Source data
________________________________________

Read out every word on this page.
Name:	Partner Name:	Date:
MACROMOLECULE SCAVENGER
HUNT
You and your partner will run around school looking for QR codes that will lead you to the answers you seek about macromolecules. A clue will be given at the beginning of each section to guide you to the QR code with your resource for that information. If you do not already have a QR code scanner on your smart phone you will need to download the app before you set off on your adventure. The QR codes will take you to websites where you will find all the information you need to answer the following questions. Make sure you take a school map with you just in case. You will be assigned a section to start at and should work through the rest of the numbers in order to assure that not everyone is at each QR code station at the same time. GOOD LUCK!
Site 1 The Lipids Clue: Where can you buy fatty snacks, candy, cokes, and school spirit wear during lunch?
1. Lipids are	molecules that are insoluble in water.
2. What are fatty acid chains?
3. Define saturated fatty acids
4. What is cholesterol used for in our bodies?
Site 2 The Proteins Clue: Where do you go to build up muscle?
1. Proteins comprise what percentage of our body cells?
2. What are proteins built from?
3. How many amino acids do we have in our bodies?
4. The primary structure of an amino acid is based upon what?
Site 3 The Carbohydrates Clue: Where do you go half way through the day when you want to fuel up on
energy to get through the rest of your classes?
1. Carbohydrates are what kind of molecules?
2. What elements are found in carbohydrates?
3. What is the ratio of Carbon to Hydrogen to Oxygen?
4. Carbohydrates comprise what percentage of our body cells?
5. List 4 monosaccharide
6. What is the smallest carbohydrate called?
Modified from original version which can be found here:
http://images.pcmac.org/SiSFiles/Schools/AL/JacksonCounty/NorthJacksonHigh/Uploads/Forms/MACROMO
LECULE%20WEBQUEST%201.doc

________________________________________

YOUR GOAL | Find the word "acids" in the records and pull out each line that has it.

TASK RESULT |
3. Define saturated fatty acids
3. How many amino acids do we have in our bodies?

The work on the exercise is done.